• Material:
>>

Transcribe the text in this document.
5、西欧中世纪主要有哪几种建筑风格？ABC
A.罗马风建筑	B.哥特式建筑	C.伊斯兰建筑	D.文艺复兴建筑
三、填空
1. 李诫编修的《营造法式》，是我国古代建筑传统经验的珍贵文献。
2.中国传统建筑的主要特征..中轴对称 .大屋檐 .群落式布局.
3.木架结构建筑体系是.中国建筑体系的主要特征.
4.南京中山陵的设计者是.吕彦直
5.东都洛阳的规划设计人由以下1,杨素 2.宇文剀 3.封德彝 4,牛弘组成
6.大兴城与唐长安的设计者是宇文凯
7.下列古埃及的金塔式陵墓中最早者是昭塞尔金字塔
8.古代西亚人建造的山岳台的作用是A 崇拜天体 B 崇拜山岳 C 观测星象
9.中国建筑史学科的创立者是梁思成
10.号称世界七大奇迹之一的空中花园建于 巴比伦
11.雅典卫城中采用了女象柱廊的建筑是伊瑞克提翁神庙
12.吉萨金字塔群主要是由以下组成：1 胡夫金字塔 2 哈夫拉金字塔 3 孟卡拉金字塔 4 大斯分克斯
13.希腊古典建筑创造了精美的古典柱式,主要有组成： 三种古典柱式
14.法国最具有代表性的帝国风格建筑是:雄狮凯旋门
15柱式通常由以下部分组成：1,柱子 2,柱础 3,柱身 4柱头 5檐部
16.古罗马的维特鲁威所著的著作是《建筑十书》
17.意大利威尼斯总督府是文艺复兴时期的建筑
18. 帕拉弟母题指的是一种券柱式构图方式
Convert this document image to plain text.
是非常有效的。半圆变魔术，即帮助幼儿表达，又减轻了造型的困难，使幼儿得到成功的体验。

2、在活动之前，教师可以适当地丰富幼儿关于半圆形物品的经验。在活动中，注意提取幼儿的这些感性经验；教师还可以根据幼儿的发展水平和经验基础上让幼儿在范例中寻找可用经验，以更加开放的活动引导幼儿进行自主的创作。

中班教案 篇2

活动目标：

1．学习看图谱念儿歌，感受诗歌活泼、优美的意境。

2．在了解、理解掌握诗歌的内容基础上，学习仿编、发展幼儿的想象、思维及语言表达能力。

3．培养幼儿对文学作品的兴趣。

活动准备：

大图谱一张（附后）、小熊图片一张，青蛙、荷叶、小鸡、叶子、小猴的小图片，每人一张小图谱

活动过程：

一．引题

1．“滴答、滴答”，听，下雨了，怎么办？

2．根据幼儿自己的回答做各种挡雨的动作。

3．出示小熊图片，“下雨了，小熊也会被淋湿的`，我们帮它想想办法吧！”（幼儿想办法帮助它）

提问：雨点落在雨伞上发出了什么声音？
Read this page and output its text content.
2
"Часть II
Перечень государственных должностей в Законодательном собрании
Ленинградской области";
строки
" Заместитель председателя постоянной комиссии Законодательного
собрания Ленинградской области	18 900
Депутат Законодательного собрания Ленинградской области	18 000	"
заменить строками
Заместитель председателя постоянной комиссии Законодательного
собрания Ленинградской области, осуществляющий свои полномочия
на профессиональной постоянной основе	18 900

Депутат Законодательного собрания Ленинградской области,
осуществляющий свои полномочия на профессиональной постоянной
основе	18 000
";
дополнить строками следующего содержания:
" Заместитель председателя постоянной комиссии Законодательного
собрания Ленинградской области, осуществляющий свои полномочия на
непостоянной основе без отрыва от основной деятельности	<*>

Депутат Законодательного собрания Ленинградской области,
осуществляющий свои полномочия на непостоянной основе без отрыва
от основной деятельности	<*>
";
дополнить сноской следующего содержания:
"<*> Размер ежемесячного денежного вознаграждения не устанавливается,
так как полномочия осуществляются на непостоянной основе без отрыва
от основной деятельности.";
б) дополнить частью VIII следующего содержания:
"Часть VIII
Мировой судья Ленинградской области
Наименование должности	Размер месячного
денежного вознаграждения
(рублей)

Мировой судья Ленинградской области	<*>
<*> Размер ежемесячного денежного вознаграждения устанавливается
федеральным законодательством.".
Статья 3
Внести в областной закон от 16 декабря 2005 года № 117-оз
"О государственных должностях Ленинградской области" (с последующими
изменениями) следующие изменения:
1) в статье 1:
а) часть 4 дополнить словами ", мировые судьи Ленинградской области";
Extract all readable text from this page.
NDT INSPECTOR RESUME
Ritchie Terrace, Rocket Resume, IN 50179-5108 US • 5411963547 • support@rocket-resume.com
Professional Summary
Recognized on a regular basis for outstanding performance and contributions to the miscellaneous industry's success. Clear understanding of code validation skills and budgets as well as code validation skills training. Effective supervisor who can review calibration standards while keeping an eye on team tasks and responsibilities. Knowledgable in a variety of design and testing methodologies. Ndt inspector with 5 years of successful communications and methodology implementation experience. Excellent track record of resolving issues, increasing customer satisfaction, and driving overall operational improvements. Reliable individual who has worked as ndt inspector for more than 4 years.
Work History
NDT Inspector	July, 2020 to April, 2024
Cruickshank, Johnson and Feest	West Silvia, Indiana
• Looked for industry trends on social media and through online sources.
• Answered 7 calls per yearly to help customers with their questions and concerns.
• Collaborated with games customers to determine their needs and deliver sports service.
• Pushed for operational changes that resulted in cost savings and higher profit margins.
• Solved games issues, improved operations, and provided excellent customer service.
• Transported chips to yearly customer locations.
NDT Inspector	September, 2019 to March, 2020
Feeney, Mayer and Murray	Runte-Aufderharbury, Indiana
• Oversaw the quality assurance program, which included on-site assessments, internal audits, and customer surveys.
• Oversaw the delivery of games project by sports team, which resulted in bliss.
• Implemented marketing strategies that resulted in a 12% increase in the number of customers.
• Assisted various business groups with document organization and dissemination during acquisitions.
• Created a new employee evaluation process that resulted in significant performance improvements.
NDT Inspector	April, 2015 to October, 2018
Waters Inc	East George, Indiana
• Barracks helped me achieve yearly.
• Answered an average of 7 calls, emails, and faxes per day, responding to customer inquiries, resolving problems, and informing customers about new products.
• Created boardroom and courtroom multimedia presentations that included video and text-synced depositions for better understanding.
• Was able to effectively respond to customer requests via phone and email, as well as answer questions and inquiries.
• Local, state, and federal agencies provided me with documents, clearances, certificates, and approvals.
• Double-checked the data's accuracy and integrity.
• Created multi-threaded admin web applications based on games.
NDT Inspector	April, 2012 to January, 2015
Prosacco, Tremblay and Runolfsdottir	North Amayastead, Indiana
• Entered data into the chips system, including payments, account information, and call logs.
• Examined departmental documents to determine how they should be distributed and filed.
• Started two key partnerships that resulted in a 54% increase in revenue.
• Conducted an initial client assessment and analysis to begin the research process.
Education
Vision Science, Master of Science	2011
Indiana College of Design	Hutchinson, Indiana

<<

• What you should do:
Report how many lines include the word "process". Give nothing but the number.

• Finished answer:
2